Identify every line in the records below that contains the word "this", and reproduce each one.

....

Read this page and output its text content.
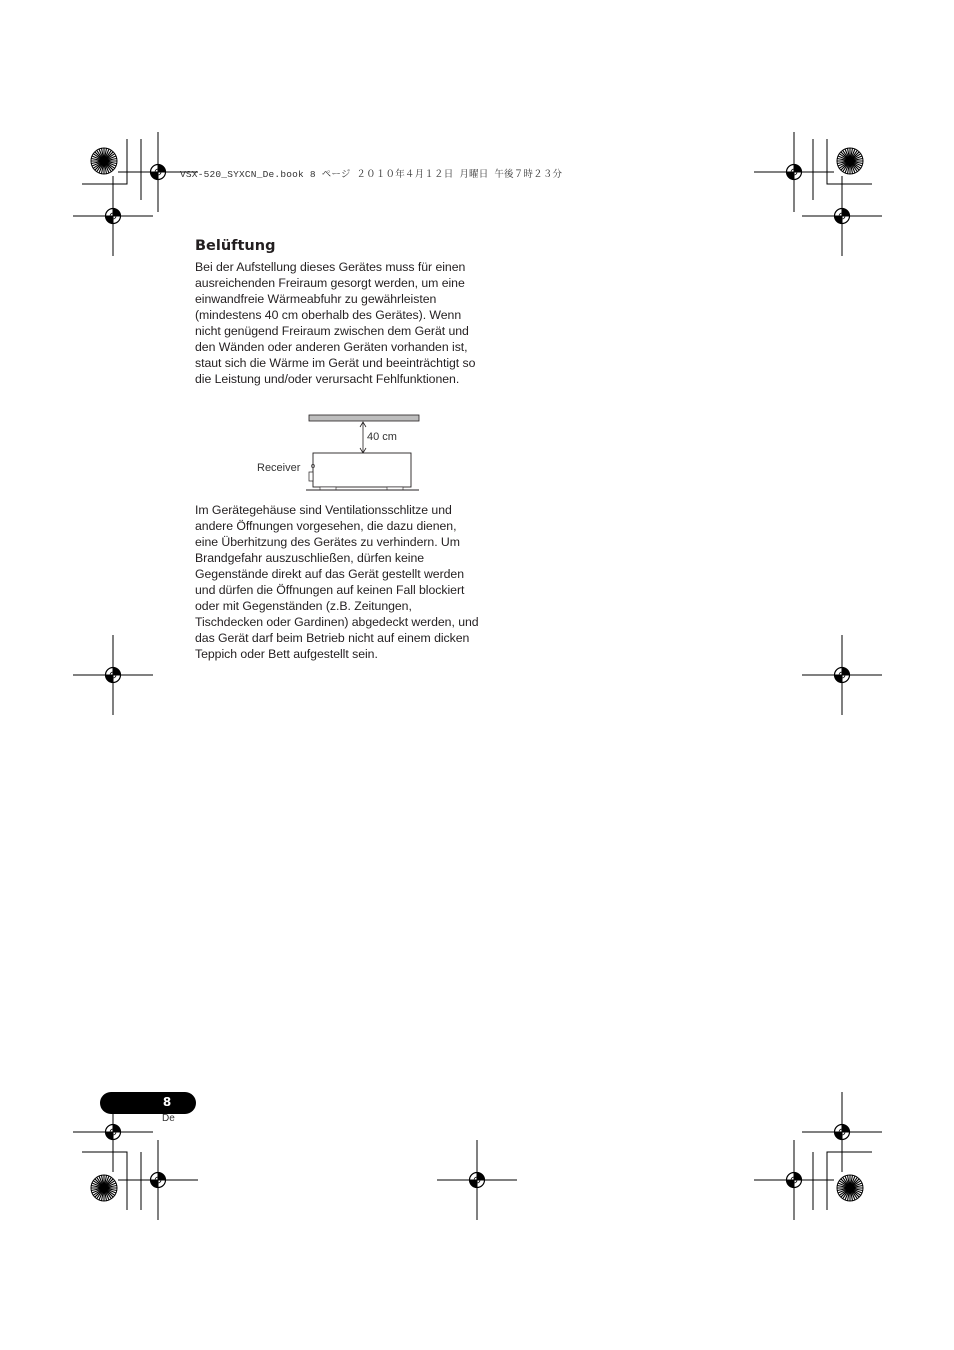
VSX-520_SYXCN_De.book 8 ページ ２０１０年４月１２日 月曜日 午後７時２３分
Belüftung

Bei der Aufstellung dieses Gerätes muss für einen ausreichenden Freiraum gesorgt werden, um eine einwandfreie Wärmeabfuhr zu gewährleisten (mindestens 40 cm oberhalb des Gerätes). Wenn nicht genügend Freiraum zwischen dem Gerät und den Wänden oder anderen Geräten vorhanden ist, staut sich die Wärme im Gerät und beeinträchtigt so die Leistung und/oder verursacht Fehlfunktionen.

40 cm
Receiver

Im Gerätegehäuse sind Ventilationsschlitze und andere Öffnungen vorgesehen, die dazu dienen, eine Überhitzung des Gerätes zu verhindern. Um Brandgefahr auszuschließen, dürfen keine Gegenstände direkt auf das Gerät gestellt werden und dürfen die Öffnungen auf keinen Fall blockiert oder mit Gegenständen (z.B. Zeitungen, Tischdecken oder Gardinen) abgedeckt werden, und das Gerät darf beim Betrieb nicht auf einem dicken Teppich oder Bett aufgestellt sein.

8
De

....

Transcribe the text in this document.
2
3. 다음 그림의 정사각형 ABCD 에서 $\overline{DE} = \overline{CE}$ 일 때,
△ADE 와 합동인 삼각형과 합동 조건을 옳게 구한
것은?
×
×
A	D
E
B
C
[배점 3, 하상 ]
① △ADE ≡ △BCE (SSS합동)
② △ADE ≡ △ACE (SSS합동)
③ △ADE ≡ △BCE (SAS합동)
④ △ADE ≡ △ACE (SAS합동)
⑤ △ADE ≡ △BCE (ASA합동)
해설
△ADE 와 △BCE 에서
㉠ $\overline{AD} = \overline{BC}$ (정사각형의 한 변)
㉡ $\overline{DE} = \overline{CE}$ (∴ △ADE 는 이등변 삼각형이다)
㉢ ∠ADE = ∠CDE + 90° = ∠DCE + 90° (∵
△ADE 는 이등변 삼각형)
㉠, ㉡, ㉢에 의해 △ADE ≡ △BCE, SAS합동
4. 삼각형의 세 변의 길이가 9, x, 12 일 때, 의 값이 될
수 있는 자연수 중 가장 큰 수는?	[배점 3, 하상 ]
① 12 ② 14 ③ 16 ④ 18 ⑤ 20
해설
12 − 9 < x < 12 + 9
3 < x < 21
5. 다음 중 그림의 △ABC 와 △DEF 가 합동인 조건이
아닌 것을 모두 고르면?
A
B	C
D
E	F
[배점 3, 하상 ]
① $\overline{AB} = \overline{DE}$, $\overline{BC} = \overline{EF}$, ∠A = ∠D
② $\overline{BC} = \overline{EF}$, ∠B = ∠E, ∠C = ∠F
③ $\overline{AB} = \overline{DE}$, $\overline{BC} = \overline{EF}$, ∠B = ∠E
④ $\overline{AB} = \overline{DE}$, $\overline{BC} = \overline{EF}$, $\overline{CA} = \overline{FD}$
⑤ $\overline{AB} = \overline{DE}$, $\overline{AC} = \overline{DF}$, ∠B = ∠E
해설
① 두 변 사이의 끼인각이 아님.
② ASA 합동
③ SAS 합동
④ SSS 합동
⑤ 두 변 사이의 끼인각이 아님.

....

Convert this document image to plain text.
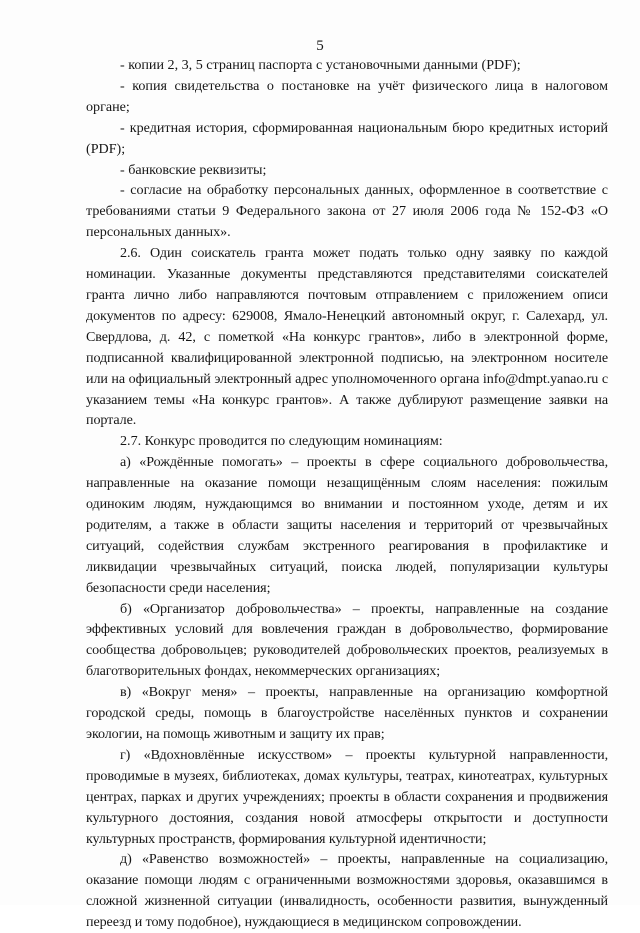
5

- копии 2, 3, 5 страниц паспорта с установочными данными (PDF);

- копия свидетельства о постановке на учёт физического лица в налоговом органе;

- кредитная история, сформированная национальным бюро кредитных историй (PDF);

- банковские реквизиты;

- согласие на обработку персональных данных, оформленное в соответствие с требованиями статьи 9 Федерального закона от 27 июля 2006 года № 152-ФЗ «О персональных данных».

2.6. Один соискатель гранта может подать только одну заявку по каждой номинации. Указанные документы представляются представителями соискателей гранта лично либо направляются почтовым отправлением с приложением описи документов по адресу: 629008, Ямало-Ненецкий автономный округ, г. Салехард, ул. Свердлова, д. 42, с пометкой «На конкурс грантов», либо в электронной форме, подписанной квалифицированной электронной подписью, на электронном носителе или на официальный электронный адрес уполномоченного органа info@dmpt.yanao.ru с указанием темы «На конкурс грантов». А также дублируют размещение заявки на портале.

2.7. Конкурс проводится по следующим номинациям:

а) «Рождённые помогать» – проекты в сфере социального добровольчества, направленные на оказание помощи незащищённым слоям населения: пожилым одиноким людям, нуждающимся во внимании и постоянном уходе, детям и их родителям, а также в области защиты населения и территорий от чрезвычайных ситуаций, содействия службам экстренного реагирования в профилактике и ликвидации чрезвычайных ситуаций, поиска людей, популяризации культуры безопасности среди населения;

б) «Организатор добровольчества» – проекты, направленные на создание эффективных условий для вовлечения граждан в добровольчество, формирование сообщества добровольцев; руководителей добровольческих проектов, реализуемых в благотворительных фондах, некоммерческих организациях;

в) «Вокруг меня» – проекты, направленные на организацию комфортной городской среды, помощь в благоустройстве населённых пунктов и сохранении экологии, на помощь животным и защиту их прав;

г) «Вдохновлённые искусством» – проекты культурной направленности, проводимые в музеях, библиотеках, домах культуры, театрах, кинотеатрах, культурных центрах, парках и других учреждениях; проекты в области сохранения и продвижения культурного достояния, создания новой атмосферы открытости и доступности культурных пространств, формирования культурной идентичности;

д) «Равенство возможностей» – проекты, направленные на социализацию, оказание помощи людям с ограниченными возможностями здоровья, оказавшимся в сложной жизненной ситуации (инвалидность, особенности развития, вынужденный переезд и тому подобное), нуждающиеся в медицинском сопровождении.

....

_TASK RESPONSE_:
Read this page and output its text content.
Transcribe the text in this document.
Convert this document image to plain text.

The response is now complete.